═════ Source ═════

BY FRED KAPLAN JAN 19, 2025 5:40 AM
Joe Biden entered the Oval Office in January 2021 with more experience in foreign policy than any president in 30 years - more than all but one or two of his predecessors in the past half - century. Yet he leaves this week with a mixed record, including some deep disappointments, on the global stage.
The downside of his performance stems, in part, from the fact that the world is more complicated, its problems more intractable, than at almost any time in U.S. history. But some of the failures can also be traced to his own blind spots and miscalculations.
That said, his legacy is teeming with bright spots as well. He restored the NATO alliance, which Donald Trump had purposely eroded. He solidified once fraying partnerships in the Pacific, to share prosperity and to contain China, while also negotiating joint projects with Beijing on issues of common interest.

═════ Dataset ═════

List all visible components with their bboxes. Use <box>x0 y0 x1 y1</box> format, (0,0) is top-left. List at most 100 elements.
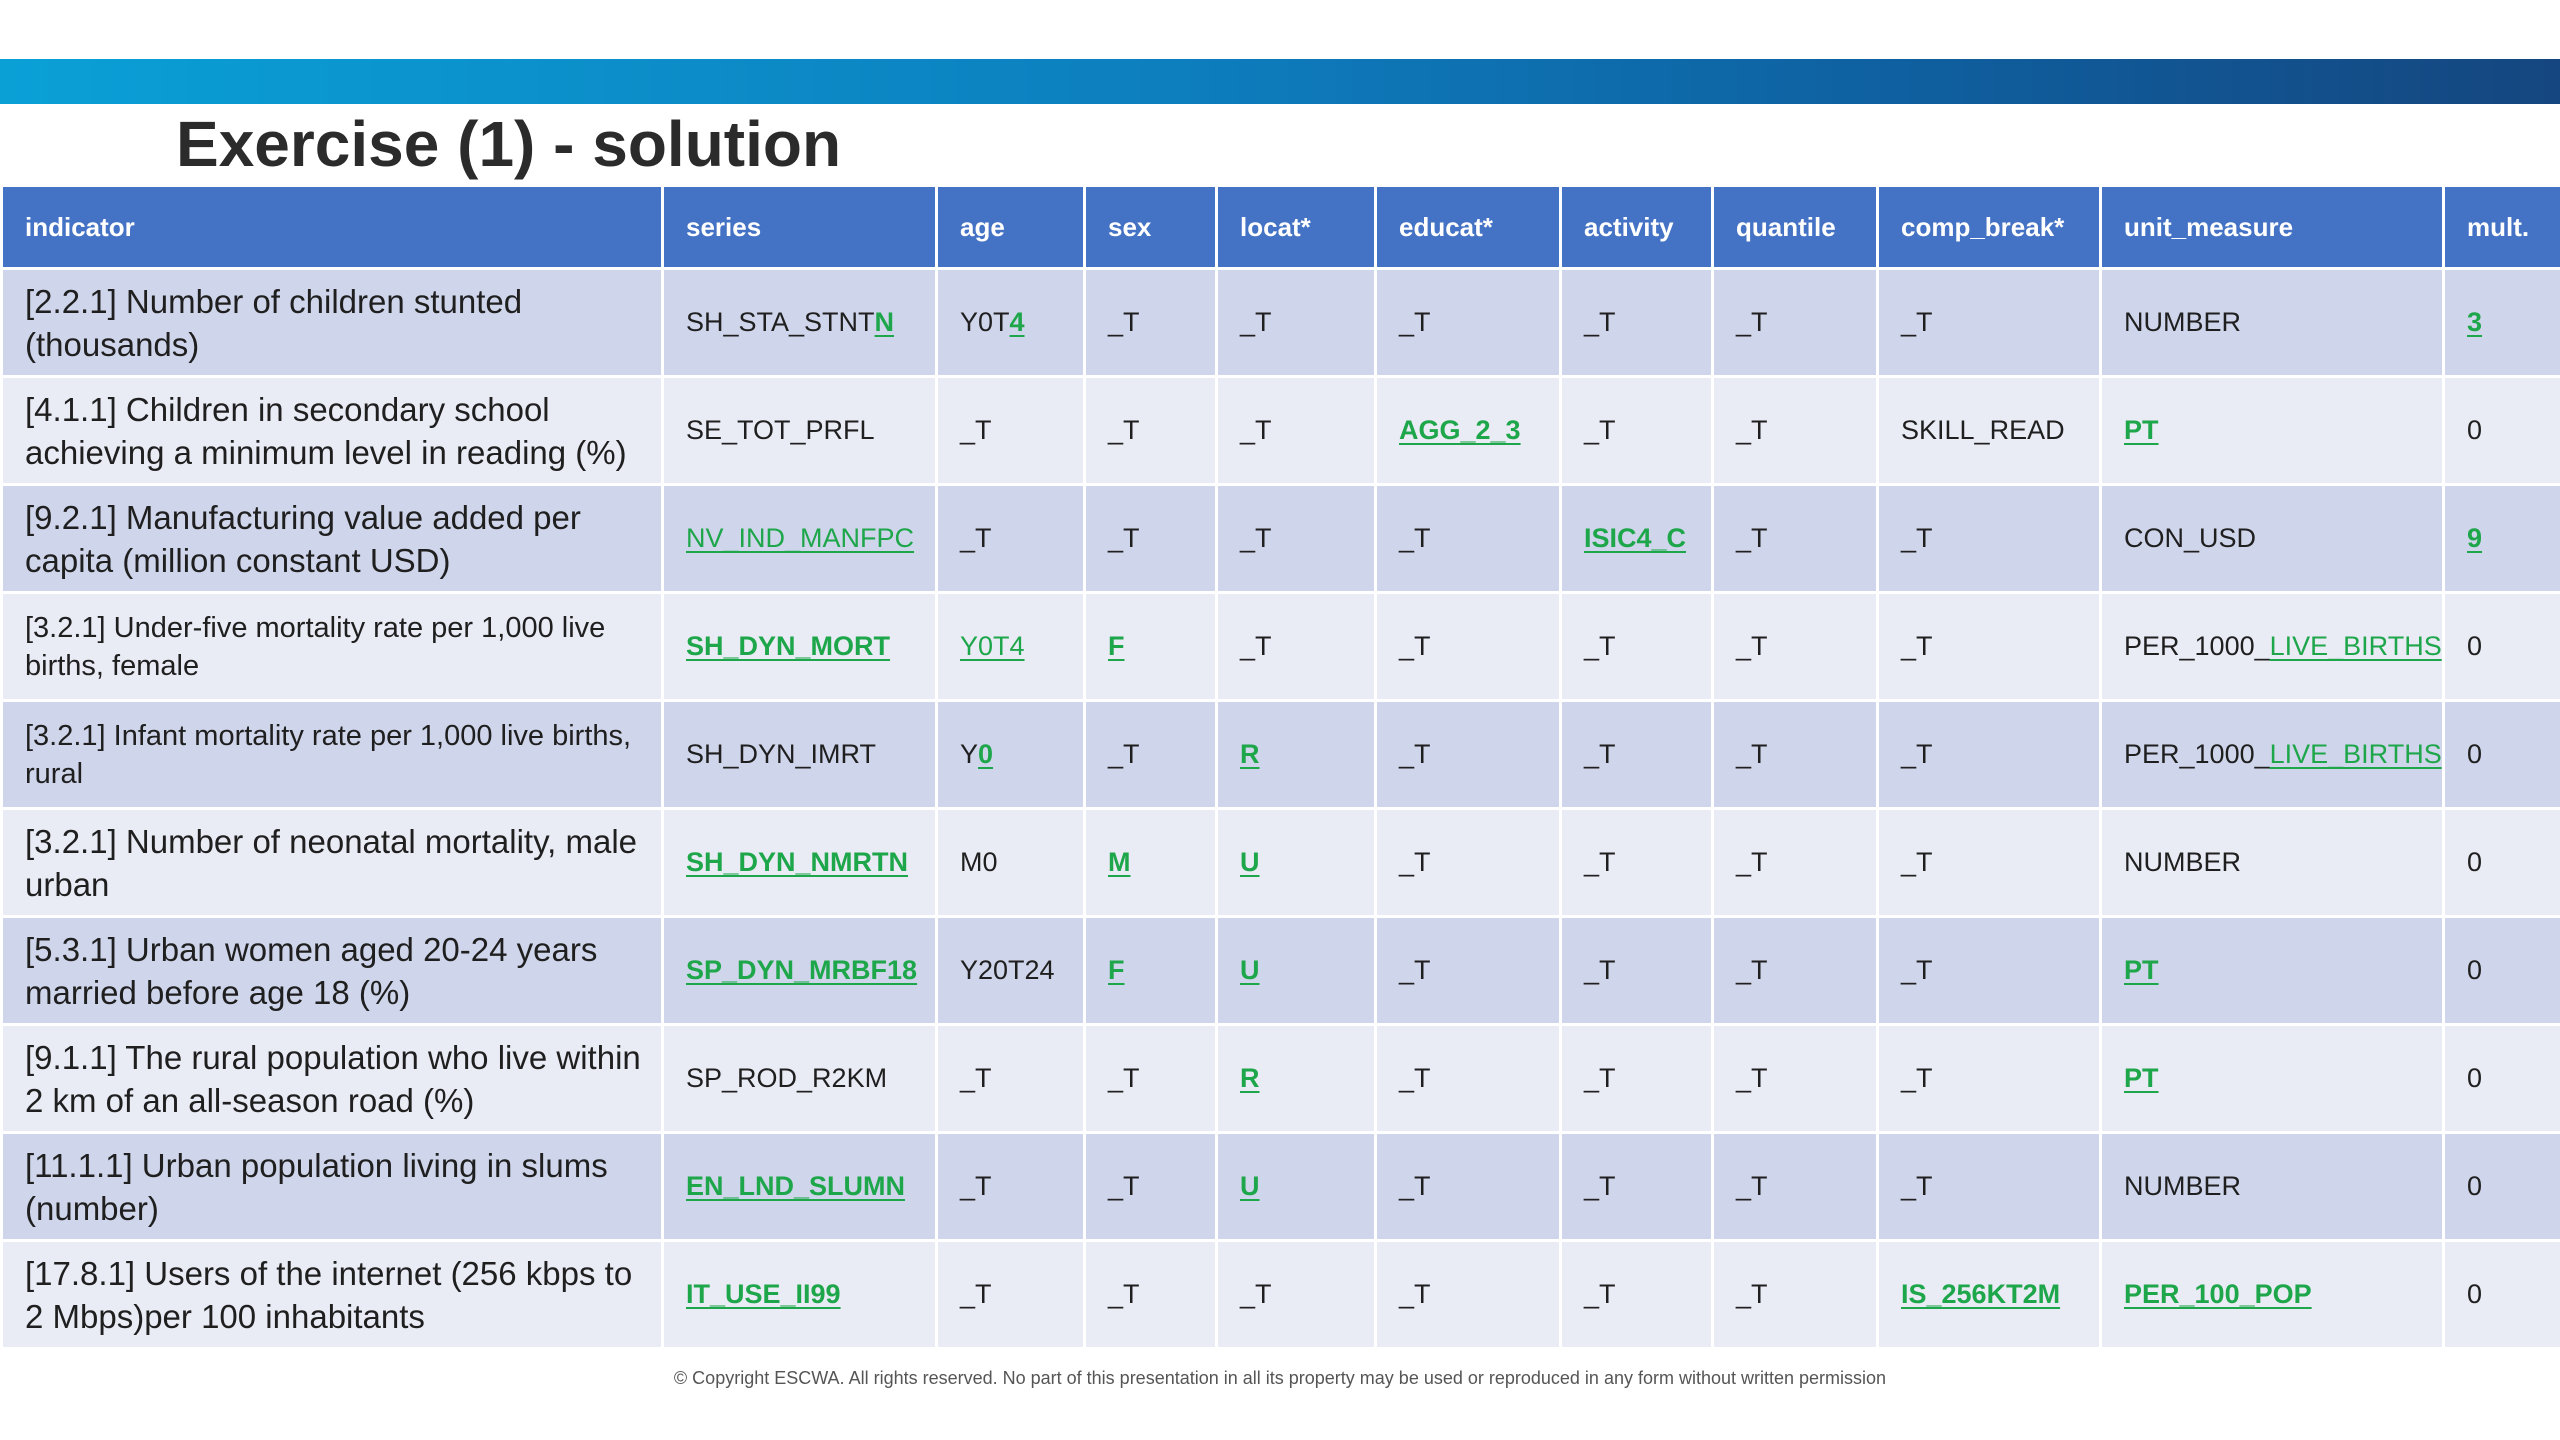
activity-cell: _T <box>1559 807 1714 918</box>
locat-cell: _T <box>1215 267 1377 378</box>
educat-cell: _T <box>1374 267 1562 378</box>
column-header-locat: locat* <box>1215 184 1377 270</box>
indicator-cell: [17.8.1] Users of the internet (256 kbps… <box>0 1239 664 1350</box>
unit-measure-highlight: LIVE_BIRTHS <box>2269 631 2442 661</box>
mult-cell: 0 <box>2442 591 2560 702</box>
age-highlight: 0 <box>978 739 994 769</box>
locat-highlight: R <box>1240 739 1260 769</box>
table-row: [3.2.1] Number of neonatal mortality, ma… <box>0 807 2560 918</box>
comp-break-cell: _T <box>1876 1023 2102 1134</box>
column-header-mult: mult. <box>2442 184 2560 270</box>
indicator-cell: [2.2.1] Number of children stunted (thou… <box>0 267 664 378</box>
educat-cell: AGG_2_3 <box>1374 375 1562 486</box>
series-highlight: IT_USE_II99 <box>686 1279 841 1309</box>
sex-highlight: F <box>1108 631 1125 661</box>
unit-measure-cell: CON_USD <box>2099 483 2445 594</box>
unit-measure-cell: PT <box>2099 375 2445 486</box>
indicator-cell: [3.2.1] Infant mortality rate per 1,000 … <box>0 699 664 810</box>
mult-highlight: 3 <box>2467 307 2483 337</box>
comp-break-cell: SKILL_READ <box>1876 375 2102 486</box>
age-cell: _T <box>935 483 1086 594</box>
locat-cell: U <box>1215 1131 1377 1242</box>
locat-cell: R <box>1215 699 1377 810</box>
sex-cell: _T <box>1083 1131 1218 1242</box>
mult-cell: 0 <box>2442 699 2560 810</box>
educat-cell: _T <box>1374 1131 1562 1242</box>
column-header-quantile: quantile <box>1711 184 1879 270</box>
activity-cell: _T <box>1559 375 1714 486</box>
unit-measure-cell: PER_1000_LIVE_BIRTHS <box>2099 699 2445 810</box>
table-row: [4.1.1] Children in secondary school ach… <box>0 375 2560 486</box>
age-cell: Y0T4 <box>935 267 1086 378</box>
comp-break-cell: _T <box>1876 915 2102 1026</box>
age-cell: _T <box>935 1131 1086 1242</box>
series-cell: SH_DYN_NMRTN <box>661 807 938 918</box>
indicator-cell: [11.1.1] Urban population living in slum… <box>0 1131 664 1242</box>
table-row: [5.3.1] Urban women aged 20-24 years mar… <box>0 915 2560 1026</box>
series-highlight: SP_DYN_MRBF18 <box>686 955 918 985</box>
sex-highlight: M <box>1108 847 1131 877</box>
age-cell: _T <box>935 1239 1086 1350</box>
sex-cell: _T <box>1083 483 1218 594</box>
column-header-sex: sex <box>1083 184 1218 270</box>
locat-highlight: U <box>1240 1171 1260 1201</box>
series-highlight: SH_DYN_MORT <box>686 631 891 661</box>
locat-cell: U <box>1215 915 1377 1026</box>
series-cell: EN_LND_SLUMN <box>661 1131 938 1242</box>
column-header-activity: activity <box>1559 184 1714 270</box>
indicator-cell: [9.1.1] The rural population who live wi… <box>0 1023 664 1134</box>
age-cell: _T <box>935 375 1086 486</box>
series-cell: SH_DYN_IMRT <box>661 699 938 810</box>
activity-cell: _T <box>1559 267 1714 378</box>
quantile-cell: _T <box>1711 591 1879 702</box>
activity-cell: _T <box>1559 1023 1714 1134</box>
comp-break-cell: _T <box>1876 699 2102 810</box>
activity-highlight: ISIC4_C <box>1584 523 1687 553</box>
quantile-cell: _T <box>1711 699 1879 810</box>
activity-cell: _T <box>1559 591 1714 702</box>
unit-measure-cell: PER_1000_LIVE_BIRTHS <box>2099 591 2445 702</box>
table-row: [9.2.1] Manufacturing value added per ca… <box>0 483 2560 594</box>
unit-measure-cell: NUMBER <box>2099 807 2445 918</box>
table-row: [3.2.1] Infant mortality rate per 1,000 … <box>0 699 2560 810</box>
comp-break-cell: _T <box>1876 591 2102 702</box>
educat-cell: _T <box>1374 591 1562 702</box>
series-cell: NV_IND_MANFPC <box>661 483 938 594</box>
locat-cell: _T <box>1215 1239 1377 1350</box>
mult-cell: 0 <box>2442 1239 2560 1350</box>
sex-cell: _T <box>1083 267 1218 378</box>
slide-title: Exercise (1) - solution <box>176 108 842 180</box>
unit-measure-text: PER_1000_ <box>2124 739 2270 769</box>
age-text: Y0T <box>960 307 1010 337</box>
sex-cell: M <box>1083 807 1218 918</box>
sex-cell: F <box>1083 915 1218 1026</box>
quantile-cell: _T <box>1711 915 1879 1026</box>
sex-cell: F <box>1083 591 1218 702</box>
series-highlight: EN_LND_SLUMN <box>686 1171 906 1201</box>
indicator-cell: [3.2.1] Number of neonatal mortality, ma… <box>0 807 664 918</box>
solution-table: indicator series age sex locat* educat* … <box>0 184 2560 1350</box>
locat-cell: _T <box>1215 483 1377 594</box>
educat-cell: _T <box>1374 1023 1562 1134</box>
sex-cell: _T <box>1083 699 1218 810</box>
series-cell: SP_ROD_R2KM <box>661 1023 938 1134</box>
comp-break-cell: _T <box>1876 483 2102 594</box>
header-band <box>0 59 2560 104</box>
sex-cell: _T <box>1083 375 1218 486</box>
table-row: [11.1.1] Urban population living in slum… <box>0 1131 2560 1242</box>
activity-cell: _T <box>1559 1131 1714 1242</box>
locat-cell: _T <box>1215 591 1377 702</box>
unit-measure-highlight: PT <box>2124 1063 2159 1093</box>
unit-measure-highlight: LIVE_BIRTHS <box>2269 739 2442 769</box>
table-row: [17.8.1] Users of the internet (256 kbps… <box>0 1239 2560 1350</box>
unit-measure-text: PER_1000_ <box>2124 631 2270 661</box>
mult-cell: 0 <box>2442 915 2560 1026</box>
unit-measure-highlight: PER_100_POP <box>2124 1279 2312 1309</box>
activity-cell: _T <box>1559 699 1714 810</box>
quantile-cell: _T <box>1711 807 1879 918</box>
series-cell: SP_DYN_MRBF18 <box>661 915 938 1026</box>
unit-measure-highlight: PT <box>2124 415 2159 445</box>
sex-highlight: F <box>1108 955 1125 985</box>
educat-highlight: AGG_2_3 <box>1399 415 1521 445</box>
indicator-cell: [9.2.1] Manufacturing value added per ca… <box>0 483 664 594</box>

═════

Given task:
Name every person mentioned by name in the passage on Joe Biden's foreign-policy record, including its byline.

Answer to this exercise:
Fred Kaplan, Joe Biden, Donald Trump